>> START Data lines

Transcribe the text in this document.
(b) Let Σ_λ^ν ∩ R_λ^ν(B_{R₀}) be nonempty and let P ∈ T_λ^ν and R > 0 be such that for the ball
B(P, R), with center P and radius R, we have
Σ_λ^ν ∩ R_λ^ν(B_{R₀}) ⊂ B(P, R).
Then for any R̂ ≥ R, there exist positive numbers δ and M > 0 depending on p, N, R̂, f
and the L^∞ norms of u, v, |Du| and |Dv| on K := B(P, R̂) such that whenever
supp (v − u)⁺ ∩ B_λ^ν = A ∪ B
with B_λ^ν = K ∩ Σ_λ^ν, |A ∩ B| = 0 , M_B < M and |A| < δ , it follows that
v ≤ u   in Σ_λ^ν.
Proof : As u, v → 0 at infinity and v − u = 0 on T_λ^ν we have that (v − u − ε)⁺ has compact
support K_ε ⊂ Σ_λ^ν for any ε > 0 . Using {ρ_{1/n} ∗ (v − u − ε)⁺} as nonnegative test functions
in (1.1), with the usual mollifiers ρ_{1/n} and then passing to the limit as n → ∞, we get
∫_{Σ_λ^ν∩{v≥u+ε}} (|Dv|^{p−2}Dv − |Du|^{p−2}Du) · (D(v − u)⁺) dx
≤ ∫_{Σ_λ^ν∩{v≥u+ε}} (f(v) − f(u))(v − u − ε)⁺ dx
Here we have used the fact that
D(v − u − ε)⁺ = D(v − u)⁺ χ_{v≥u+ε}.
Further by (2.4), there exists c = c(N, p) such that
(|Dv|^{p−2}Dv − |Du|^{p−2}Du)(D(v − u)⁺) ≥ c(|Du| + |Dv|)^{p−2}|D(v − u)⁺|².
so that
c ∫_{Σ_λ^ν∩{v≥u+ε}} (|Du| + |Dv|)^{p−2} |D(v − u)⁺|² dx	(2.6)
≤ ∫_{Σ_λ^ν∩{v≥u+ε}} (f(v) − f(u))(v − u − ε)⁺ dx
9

>> END Data lines

§ **Stated problem**: Each entry above is to be printed again exactly.

§ **Expected answer**:
Transcribe the text in this document.
(b) Let Σ_λ^ν ∩ R_λ^ν(B_{R₀}) be nonempty and let P ∈ T_λ^ν and R > 0 be such that for the ball
B(P, R), with center P and radius R, we have
Σ_λ^ν ∩ R_λ^ν(B_{R₀}) ⊂ B(P, R).
Then for any R̂ ≥ R, there exist positive numbers δ and M > 0 depending on p, N, R̂, f
and the L^∞ norms of u, v, |Du| and |Dv| on K := B(P, R̂) such that whenever
supp (v − u)⁺ ∩ B_λ^ν = A ∪ B
with B_λ^ν = K ∩ Σ_λ^ν, |A ∩ B| = 0 , M_B < M and |A| < δ , it follows that
v ≤ u   in Σ_λ^ν.
Proof : As u, v → 0 at infinity and v − u = 0 on T_λ^ν we have that (v − u − ε)⁺ has compact
support K_ε ⊂ Σ_λ^ν for any ε > 0 . Using {ρ_{1/n} ∗ (v − u − ε)⁺} as nonnegative test functions
in (1.1), with the usual mollifiers ρ_{1/n} and then passing to the limit as n → ∞, we get
∫_{Σ_λ^ν∩{v≥u+ε}} (|Dv|^{p−2}Dv − |Du|^{p−2}Du) · (D(v − u)⁺) dx
≤ ∫_{Σ_λ^ν∩{v≥u+ε}} (f(v) − f(u))(v − u − ε)⁺ dx
Here we have used the fact that
D(v − u − ε)⁺ = D(v − u)⁺ χ_{v≥u+ε}.
Further by (2.4), there exists c = c(N, p) such that
(|Dv|^{p−2}Dv − |Du|^{p−2}Du)(D(v − u)⁺) ≥ c(|Du| + |Dv|)^{p−2}|D(v − u)⁺|².
so that
c ∫_{Σ_λ^ν∩{v≥u+ε}} (|Du| + |Dv|)^{p−2} |D(v − u)⁺|² dx	(2.6)
≤ ∫_{Σ_λ^ν∩{v≥u+ε}} (f(v) − f(u))(v − u − ε)⁺ dx
9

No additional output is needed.